Wherever the word "style" turns up in a line of the entries, copy that line.

---+---

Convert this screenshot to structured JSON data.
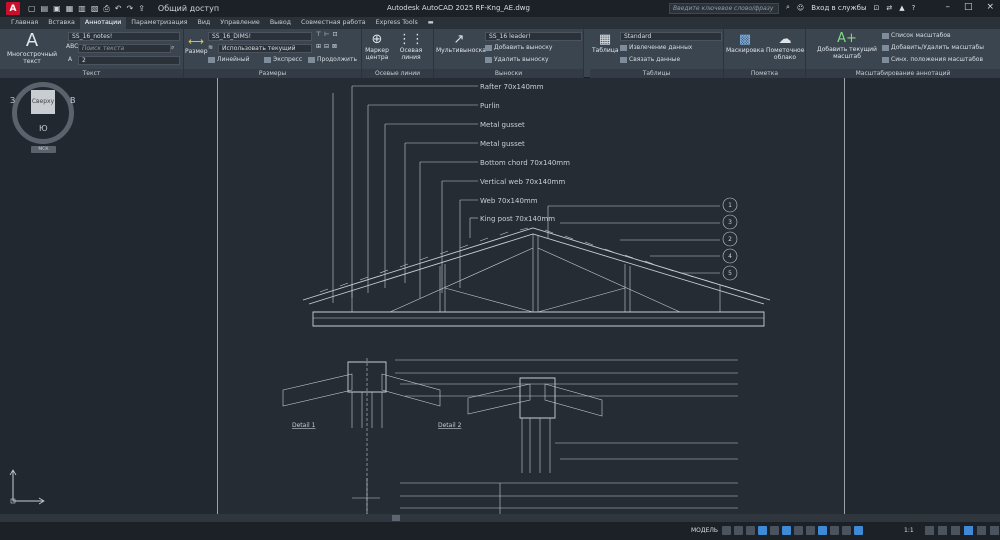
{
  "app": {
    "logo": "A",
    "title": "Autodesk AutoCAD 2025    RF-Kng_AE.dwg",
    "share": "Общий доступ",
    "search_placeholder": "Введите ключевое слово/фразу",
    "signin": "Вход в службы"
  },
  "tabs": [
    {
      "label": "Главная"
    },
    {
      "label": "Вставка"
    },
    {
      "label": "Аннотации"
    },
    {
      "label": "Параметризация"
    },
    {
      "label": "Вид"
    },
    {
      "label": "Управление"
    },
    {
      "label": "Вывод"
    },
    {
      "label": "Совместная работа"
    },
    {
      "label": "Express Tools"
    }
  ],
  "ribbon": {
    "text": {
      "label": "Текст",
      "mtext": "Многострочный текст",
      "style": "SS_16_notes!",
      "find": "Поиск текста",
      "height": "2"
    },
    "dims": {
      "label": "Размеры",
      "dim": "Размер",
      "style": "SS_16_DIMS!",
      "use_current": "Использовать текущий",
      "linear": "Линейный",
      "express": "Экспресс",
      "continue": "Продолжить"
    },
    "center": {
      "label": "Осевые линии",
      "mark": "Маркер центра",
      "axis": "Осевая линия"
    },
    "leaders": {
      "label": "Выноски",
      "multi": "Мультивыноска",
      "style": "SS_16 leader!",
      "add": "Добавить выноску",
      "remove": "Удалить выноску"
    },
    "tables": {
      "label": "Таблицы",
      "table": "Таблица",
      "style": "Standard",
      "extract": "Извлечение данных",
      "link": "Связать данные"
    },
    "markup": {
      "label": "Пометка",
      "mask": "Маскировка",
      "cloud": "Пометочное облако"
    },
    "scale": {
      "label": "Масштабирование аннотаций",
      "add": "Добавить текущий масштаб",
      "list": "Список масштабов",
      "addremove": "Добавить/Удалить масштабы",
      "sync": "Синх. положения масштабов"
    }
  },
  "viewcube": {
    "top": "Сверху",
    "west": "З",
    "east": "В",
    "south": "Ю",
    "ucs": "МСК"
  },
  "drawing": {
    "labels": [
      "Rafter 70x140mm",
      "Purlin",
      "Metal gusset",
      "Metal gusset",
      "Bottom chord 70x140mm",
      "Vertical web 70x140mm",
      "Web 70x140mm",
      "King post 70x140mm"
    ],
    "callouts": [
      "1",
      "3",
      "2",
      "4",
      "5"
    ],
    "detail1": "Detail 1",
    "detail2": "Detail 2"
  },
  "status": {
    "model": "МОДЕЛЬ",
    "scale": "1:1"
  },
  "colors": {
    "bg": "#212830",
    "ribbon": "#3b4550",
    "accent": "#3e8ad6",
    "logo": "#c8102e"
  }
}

---+---

• _Answer_
      "style": "SS_16_notes!",
      "style": "SS_16_DIMS!",
      "style": "SS_16 leader!",
      "style": "Standard",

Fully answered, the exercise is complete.